**Stated problem:** Repeat each line exactly as it is written.

Source data
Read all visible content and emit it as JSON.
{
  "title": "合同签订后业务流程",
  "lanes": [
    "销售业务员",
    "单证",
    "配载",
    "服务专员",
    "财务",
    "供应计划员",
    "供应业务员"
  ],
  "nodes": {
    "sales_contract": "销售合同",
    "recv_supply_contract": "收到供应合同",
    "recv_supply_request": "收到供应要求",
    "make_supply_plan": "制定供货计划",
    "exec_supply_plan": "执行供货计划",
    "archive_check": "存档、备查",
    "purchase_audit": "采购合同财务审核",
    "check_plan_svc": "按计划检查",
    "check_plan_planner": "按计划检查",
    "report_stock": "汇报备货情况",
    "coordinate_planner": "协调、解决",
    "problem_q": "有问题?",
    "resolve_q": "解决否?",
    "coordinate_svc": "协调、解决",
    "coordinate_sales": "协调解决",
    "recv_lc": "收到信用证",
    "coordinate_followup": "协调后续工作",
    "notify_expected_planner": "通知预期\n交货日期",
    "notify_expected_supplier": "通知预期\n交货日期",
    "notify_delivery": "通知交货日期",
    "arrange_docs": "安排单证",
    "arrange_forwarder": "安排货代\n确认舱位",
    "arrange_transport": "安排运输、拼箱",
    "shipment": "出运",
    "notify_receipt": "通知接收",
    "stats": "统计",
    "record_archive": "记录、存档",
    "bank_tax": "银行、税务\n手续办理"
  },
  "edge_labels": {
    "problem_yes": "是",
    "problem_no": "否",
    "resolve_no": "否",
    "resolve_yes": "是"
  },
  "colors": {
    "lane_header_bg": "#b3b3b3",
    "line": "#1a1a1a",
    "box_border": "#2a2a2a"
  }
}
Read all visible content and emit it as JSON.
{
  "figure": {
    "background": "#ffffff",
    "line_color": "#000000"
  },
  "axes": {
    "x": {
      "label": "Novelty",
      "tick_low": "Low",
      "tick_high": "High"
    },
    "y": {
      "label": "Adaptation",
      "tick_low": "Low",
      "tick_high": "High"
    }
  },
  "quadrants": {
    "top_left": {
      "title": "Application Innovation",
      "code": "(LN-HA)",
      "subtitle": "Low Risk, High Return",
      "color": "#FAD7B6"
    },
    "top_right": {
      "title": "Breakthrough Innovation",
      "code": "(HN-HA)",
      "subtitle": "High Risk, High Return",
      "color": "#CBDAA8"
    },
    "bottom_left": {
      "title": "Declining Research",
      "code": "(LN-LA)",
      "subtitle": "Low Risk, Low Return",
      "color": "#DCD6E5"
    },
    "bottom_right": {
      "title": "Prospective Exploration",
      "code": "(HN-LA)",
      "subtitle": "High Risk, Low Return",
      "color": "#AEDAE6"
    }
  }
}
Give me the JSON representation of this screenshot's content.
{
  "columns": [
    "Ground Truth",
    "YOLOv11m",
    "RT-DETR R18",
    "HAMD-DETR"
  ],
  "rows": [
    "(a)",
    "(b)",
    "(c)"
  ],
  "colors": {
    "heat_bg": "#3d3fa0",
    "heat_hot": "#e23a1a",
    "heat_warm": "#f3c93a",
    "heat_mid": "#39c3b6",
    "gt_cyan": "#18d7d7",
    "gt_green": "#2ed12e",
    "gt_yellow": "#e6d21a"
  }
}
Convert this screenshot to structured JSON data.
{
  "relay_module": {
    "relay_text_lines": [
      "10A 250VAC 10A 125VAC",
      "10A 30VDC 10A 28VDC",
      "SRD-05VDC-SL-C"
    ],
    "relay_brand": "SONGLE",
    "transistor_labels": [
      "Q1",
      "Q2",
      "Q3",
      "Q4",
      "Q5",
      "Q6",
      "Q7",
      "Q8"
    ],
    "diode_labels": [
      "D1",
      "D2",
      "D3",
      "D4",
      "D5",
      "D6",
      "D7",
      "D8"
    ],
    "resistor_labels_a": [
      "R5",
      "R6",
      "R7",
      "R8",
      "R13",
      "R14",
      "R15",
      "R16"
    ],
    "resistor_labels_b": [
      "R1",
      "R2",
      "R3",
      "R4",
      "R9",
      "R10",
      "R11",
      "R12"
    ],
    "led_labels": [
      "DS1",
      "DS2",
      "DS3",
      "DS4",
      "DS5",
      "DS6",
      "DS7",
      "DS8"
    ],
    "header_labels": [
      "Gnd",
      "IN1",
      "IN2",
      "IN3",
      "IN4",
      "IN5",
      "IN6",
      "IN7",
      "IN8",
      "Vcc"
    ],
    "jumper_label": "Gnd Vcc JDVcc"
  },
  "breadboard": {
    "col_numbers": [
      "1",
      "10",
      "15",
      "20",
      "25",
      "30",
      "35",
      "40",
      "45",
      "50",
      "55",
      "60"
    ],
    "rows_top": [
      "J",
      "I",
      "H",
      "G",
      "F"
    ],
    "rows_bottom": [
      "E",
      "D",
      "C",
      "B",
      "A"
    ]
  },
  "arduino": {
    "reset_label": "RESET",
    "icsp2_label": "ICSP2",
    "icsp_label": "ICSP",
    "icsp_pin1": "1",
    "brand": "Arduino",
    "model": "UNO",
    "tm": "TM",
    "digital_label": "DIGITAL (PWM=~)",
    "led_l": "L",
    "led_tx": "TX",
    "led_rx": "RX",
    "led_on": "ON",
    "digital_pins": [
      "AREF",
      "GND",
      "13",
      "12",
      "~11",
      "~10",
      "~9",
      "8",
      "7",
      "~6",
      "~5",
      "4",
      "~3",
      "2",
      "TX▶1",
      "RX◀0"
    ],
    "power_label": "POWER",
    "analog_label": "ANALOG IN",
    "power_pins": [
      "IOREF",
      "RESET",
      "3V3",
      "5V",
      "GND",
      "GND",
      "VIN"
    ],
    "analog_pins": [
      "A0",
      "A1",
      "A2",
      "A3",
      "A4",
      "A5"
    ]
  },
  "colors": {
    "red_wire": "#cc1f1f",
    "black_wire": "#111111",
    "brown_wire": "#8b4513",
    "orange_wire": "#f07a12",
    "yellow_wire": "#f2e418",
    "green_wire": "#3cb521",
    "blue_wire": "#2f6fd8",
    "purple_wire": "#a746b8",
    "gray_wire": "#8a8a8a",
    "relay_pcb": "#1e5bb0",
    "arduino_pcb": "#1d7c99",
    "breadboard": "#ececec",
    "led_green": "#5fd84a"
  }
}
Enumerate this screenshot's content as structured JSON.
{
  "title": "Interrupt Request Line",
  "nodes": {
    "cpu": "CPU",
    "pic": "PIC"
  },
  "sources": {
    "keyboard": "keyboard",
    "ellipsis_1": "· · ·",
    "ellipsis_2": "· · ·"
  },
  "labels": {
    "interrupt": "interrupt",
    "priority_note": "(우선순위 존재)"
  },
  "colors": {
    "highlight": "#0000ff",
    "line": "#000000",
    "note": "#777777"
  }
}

**Response to the exercise:**
Read all visible content and emit it as JSON.
{
  "title": "合同签订后业务流程",
  "lanes": [
    "销售业务员",
    "单证",
    "配载",
    "服务专员",
    "财务",
    "供应计划员",
    "供应业务员"
  ],
  "nodes": {
    "sales_contract": "销售合同",
    "recv_supply_contract": "收到供应合同",
    "recv_supply_request": "收到供应要求",
    "make_supply_plan": "制定供货计划",
    "exec_supply_plan": "执行供货计划",
    "archive_check": "存档、备查",
    "purchase_audit": "采购合同财务审核",
    "check_plan_svc": "按计划检查",
    "check_plan_planner": "按计划检查",
    "report_stock": "汇报备货情况",
    "coordinate_planner": "协调、解决",
    "problem_q": "有问题?",
    "resolve_q": "解决否?",
    "coordinate_svc": "协调、解决",
    "coordinate_sales": "协调解决",
    "recv_lc": "收到信用证",
    "coordinate_followup": "协调后续工作",
    "notify_expected_planner": "通知预期\n交货日期",
    "notify_expected_supplier": "通知预期\n交货日期",
    "notify_delivery": "通知交货日期",
    "arrange_docs": "安排单证",
    "arrange_forwarder": "安排货代\n确认舱位",
    "arrange_transport": "安排运输、拼箱",
    "shipment": "出运",
    "notify_receipt": "通知接收",
    "stats": "统计",
    "record_archive": "记录、存档",
    "bank_tax": "银行、税务\n手续办理"
  },
  "edge_labels": {
    "problem_yes": "是",
    "problem_no": "否",
    "resolve_no": "否",
    "resolve_yes": "是"
  },
  "colors": {
    "lane_header_bg": "#b3b3b3",
    "line": "#1a1a1a",
    "box_border": "#2a2a2a"
  }
}
Read all visible content and emit it as JSON.
{
  "figure": {
    "background": "#ffffff",
    "line_color": "#000000"
  },
  "axes": {
    "x": {
      "label": "Novelty",
      "tick_low": "Low",
      "tick_high": "High"
    },
    "y": {
      "label": "Adaptation",
      "tick_low": "Low",
      "tick_high": "High"
    }
  },
  "quadrants": {
    "top_left": {
      "title": "Application Innovation",
      "code": "(LN-HA)",
      "subtitle": "Low Risk, High Return",
      "color": "#FAD7B6"
    },
    "top_right": {
      "title": "Breakthrough Innovation",
      "code": "(HN-HA)",
      "subtitle": "High Risk, High Return",
      "color": "#CBDAA8"
    },
    "bottom_left": {
      "title": "Declining Research",
      "code": "(LN-LA)",
      "subtitle": "Low Risk, Low Return",
      "color": "#DCD6E5"
    },
    "bottom_right": {
      "title": "Prospective Exploration",
      "code": "(HN-LA)",
      "subtitle": "High Risk, Low Return",
      "color": "#AEDAE6"
    }
  }
}
Give me the JSON representation of this screenshot's content.
{
  "columns": [
    "Ground Truth",
    "YOLOv11m",
    "RT-DETR R18",
    "HAMD-DETR"
  ],
  "rows": [
    "(a)",
    "(b)",
    "(c)"
  ],
  "colors": {
    "heat_bg": "#3d3fa0",
    "heat_hot": "#e23a1a",
    "heat_warm": "#f3c93a",
    "heat_mid": "#39c3b6",
    "gt_cyan": "#18d7d7",
    "gt_green": "#2ed12e",
    "gt_yellow": "#e6d21a"
  }
}
Convert this screenshot to structured JSON data.
{
  "relay_module": {
    "relay_text_lines": [
      "10A 250VAC 10A 125VAC",
      "10A 30VDC 10A 28VDC",
      "SRD-05VDC-SL-C"
    ],
    "relay_brand": "SONGLE",
    "transistor_labels": [
      "Q1",
      "Q2",
      "Q3",
      "Q4",
      "Q5",
      "Q6",
      "Q7",
      "Q8"
    ],
    "diode_labels": [
      "D1",
      "D2",
      "D3",
      "D4",
      "D5",
      "D6",
      "D7",
      "D8"
    ],
    "resistor_labels_a": [
      "R5",
      "R6",
      "R7",
      "R8",
      "R13",
      "R14",
      "R15",
      "R16"
    ],
    "resistor_labels_b": [
      "R1",
      "R2",
      "R3",
      "R4",
      "R9",
      "R10",
      "R11",
      "R12"
    ],
    "led_labels": [
      "DS1",
      "DS2",
      "DS3",
      "DS4",
      "DS5",
      "DS6",
      "DS7",
      "DS8"
    ],
    "header_labels": [
      "Gnd",
      "IN1",
      "IN2",
      "IN3",
      "IN4",
      "IN5",
      "IN6",
      "IN7",
      "IN8",
      "Vcc"
    ],
    "jumper_label": "Gnd Vcc JDVcc"
  },
  "breadboard": {
    "col_numbers": [
      "1",
      "10",
      "15",
      "20",
      "25",
      "30",
      "35",
      "40",
      "45",
      "50",
      "55",
      "60"
    ],
    "rows_top": [
      "J",
      "I",
      "H",
      "G",
      "F"
    ],
    "rows_bottom": [
      "E",
      "D",
      "C",
      "B",
      "A"
    ]
  },
  "arduino": {
    "reset_label": "RESET",
    "icsp2_label": "ICSP2",
    "icsp_label": "ICSP",
    "icsp_pin1": "1",
    "brand": "Arduino",
    "model": "UNO",
    "tm": "TM",
    "digital_label": "DIGITAL (PWM=~)",
    "led_l": "L",
    "led_tx": "TX",
    "led_rx": "RX",
    "led_on": "ON",
    "digital_pins": [
      "AREF",
      "GND",
      "13",
      "12",
      "~11",
      "~10",
      "~9",
      "8",
      "7",
      "~6",
      "~5",
      "4",
      "~3",
      "2",
      "TX▶1",
      "RX◀0"
    ],
    "power_label": "POWER",
    "analog_label": "ANALOG IN",
    "power_pins": [
      "IOREF",
      "RESET",
      "3V3",
      "5V",
      "GND",
      "GND",
      "VIN"
    ],
    "analog_pins": [
      "A0",
      "A1",
      "A2",
      "A3",
      "A4",
      "A5"
    ]
  },
  "colors": {
    "red_wire": "#cc1f1f",
    "black_wire": "#111111",
    "brown_wire": "#8b4513",
    "orange_wire": "#f07a12",
    "yellow_wire": "#f2e418",
    "green_wire": "#3cb521",
    "blue_wire": "#2f6fd8",
    "purple_wire": "#a746b8",
    "gray_wire": "#8a8a8a",
    "relay_pcb": "#1e5bb0",
    "arduino_pcb": "#1d7c99",
    "breadboard": "#ececec",
    "led_green": "#5fd84a"
  }
}
Enumerate this screenshot's content as structured JSON.
{
  "title": "Interrupt Request Line",
  "nodes": {
    "cpu": "CPU",
    "pic": "PIC"
  },
  "sources": {
    "keyboard": "keyboard",
    "ellipsis_1": "· · ·",
    "ellipsis_2": "· · ·"
  },
  "labels": {
    "interrupt": "interrupt",
    "priority_note": "(우선순위 존재)"
  },
  "colors": {
    "highlight": "#0000ff",
    "line": "#000000",
    "note": "#777777"
  }
}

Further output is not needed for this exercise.